SHORT PROBLEM
With the pictures omitted, write out the entries that follow exactly as they stand.

DATA FOR PROCESSING
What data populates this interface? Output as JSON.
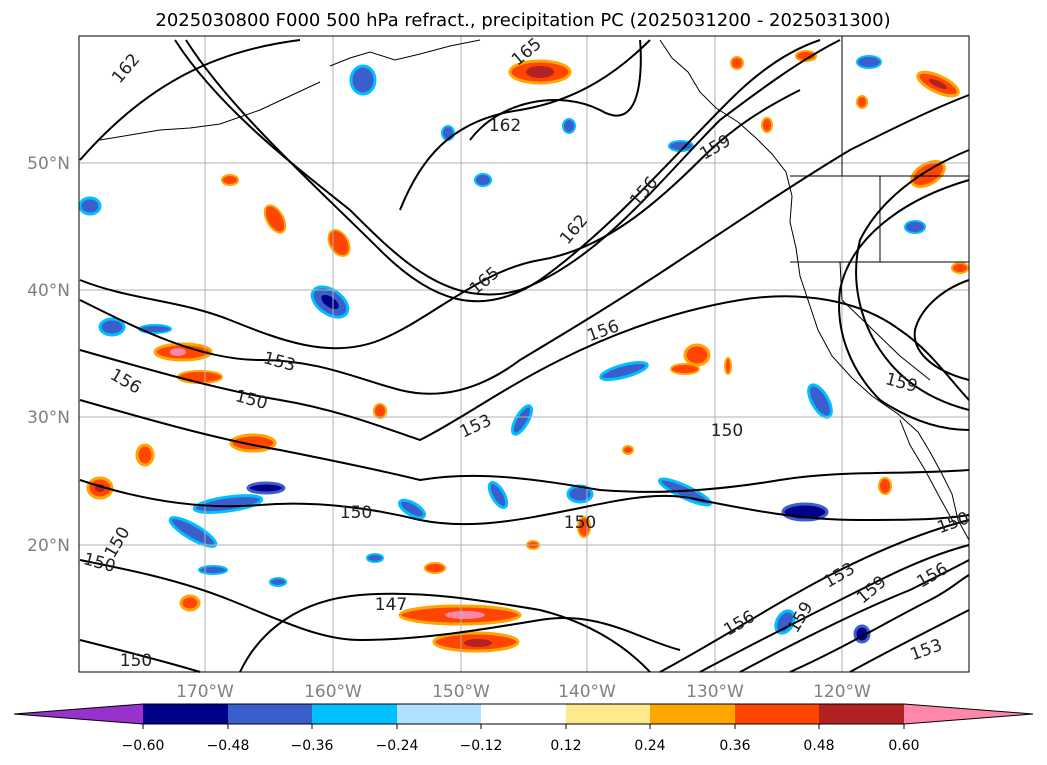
{
  "map": {
    "title": "2025030800 F000 500 hPa refract., precipitation PC (2025031200 - 2025031300)",
    "lat_labels": [
      "50°N",
      "40°N",
      "30°N",
      "20°N"
    ],
    "lon_labels": [
      "170°W",
      "160°W",
      "150°W",
      "140°W",
      "130°W",
      "120°W"
    ],
    "contour_labels": [
      "162",
      "165",
      "162",
      "159",
      "156",
      "162",
      "165",
      "156",
      "153",
      "156",
      "150",
      "153",
      "150",
      "150",
      "150",
      "150",
      "150",
      "147",
      "150",
      "153",
      "159",
      "156",
      "159",
      "153",
      "150",
      "159",
      "156"
    ],
    "colorbar": {
      "tick_labels": [
        "−0.60",
        "−0.48",
        "−0.36",
        "−0.24",
        "−0.12",
        "0.12",
        "0.24",
        "0.36",
        "0.48",
        "0.60"
      ],
      "colors": [
        "#9932cc",
        "#00008b",
        "#3a5fcd",
        "#00bfff",
        "#b0e2ff",
        "#ffffff",
        "#ffe98c",
        "#ffa500",
        "#ff4500",
        "#b22222",
        "#ff88aa"
      ]
    }
  }
}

SOLUTION
What data populates this interface? Output as JSON.
{
  "map": {
    "title": "2025030800 F000 500 hPa refract., precipitation PC (2025031200 - 2025031300)",
    "lat_labels": [
      "50°N",
      "40°N",
      "30°N",
      "20°N"
    ],
    "lon_labels": [
      "170°W",
      "160°W",
      "150°W",
      "140°W",
      "130°W",
      "120°W"
    ],
    "contour_labels": [
      "162",
      "165",
      "162",
      "159",
      "156",
      "162",
      "165",
      "156",
      "153",
      "156",
      "150",
      "153",
      "150",
      "150",
      "150",
      "150",
      "150",
      "147",
      "150",
      "153",
      "159",
      "156",
      "159",
      "153",
      "150",
      "159",
      "156"
    ],
    "colorbar": {
      "tick_labels": [
        "−0.60",
        "−0.48",
        "−0.36",
        "−0.24",
        "−0.12",
        "0.12",
        "0.24",
        "0.36",
        "0.48",
        "0.60"
      ],
      "colors": [
        "#9932cc",
        "#00008b",
        "#3a5fcd",
        "#00bfff",
        "#b0e2ff",
        "#ffffff",
        "#ffe98c",
        "#ffa500",
        "#ff4500",
        "#b22222",
        "#ff88aa"
      ]
    }
  }
}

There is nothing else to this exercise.